_Data for the task_
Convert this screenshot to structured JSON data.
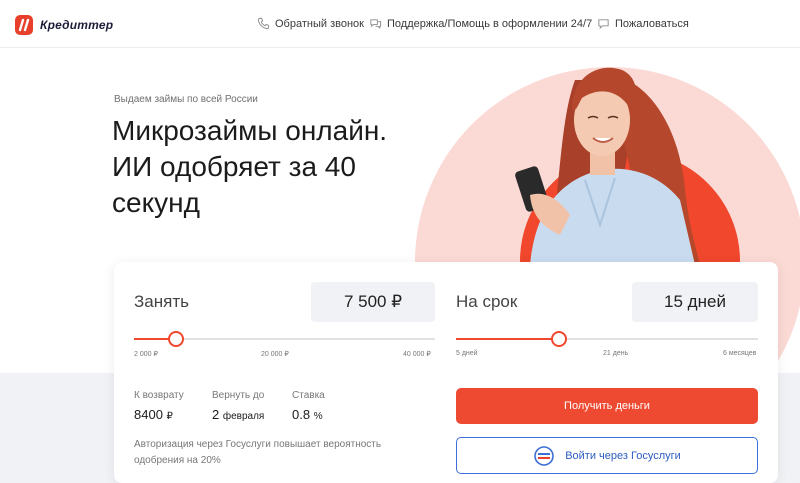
{
  "header": {
    "brand": "Кредиттер",
    "nav": [
      {
        "label": "Обратный звонок",
        "icon": "phone-icon"
      },
      {
        "label": "Поддержка/Помощь в оформлении 24/7",
        "icon": "chat-icon"
      },
      {
        "label": "Пожаловаться",
        "icon": "comment-icon"
      }
    ]
  },
  "hero": {
    "subtitle": "Выдаем займы по всей России",
    "title": "Микрозаймы онлайн. ИИ одобряет за 40 секунд"
  },
  "calculator": {
    "amount": {
      "label": "Занять",
      "value": "7 500 ₽",
      "ticks": [
        "2 000 ₽",
        "20 000 ₽",
        "40 000 ₽"
      ],
      "level": 0.14
    },
    "term": {
      "label": "На срок",
      "value": "15 дней",
      "ticks": [
        "5 дней",
        "21 день",
        "6 месяцев"
      ],
      "level": 0.34
    },
    "stats": [
      {
        "label": "К возврату",
        "value": "8400",
        "unit": "₽"
      },
      {
        "label": "Вернуть до",
        "value": "2",
        "unit": "февраля"
      },
      {
        "label": "Ставка",
        "value": "0.8",
        "unit": "%"
      }
    ],
    "note": "Авторизация через Госуслуги повышает вероятность одобрения на 20%",
    "primary_button": "Получить деньги",
    "secondary_button": "Войти через Госуслуги"
  },
  "colors": {
    "accent": "#f0472d",
    "accent_light": "#fbd9d4",
    "gosuslugi_blue": "#3d6fd8"
  }
}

_Task instructions_
Using the data above, print every line exactly, omitting pictures.

_Solution to this exercise_
Convert this screenshot to structured JSON data.
{
  "header": {
    "brand": "Кредиттер",
    "nav": [
      {
        "label": "Обратный звонок",
        "icon": "phone-icon"
      },
      {
        "label": "Поддержка/Помощь в оформлении 24/7",
        "icon": "chat-icon"
      },
      {
        "label": "Пожаловаться",
        "icon": "comment-icon"
      }
    ]
  },
  "hero": {
    "subtitle": "Выдаем займы по всей России",
    "title": "Микрозаймы онлайн. ИИ одобряет за 40 секунд"
  },
  "calculator": {
    "amount": {
      "label": "Занять",
      "value": "7 500 ₽",
      "ticks": [
        "2 000 ₽",
        "20 000 ₽",
        "40 000 ₽"
      ],
      "level": 0.14
    },
    "term": {
      "label": "На срок",
      "value": "15 дней",
      "ticks": [
        "5 дней",
        "21 день",
        "6 месяцев"
      ],
      "level": 0.34
    },
    "stats": [
      {
        "label": "К возврату",
        "value": "8400",
        "unit": "₽"
      },
      {
        "label": "Вернуть до",
        "value": "2",
        "unit": "февраля"
      },
      {
        "label": "Ставка",
        "value": "0.8",
        "unit": "%"
      }
    ],
    "note": "Авторизация через Госуслуги повышает вероятность одобрения на 20%",
    "primary_button": "Получить деньги",
    "secondary_button": "Войти через Госуслуги"
  },
  "colors": {
    "accent": "#f0472d",
    "accent_light": "#fbd9d4",
    "gosuslugi_blue": "#3d6fd8"
  }
}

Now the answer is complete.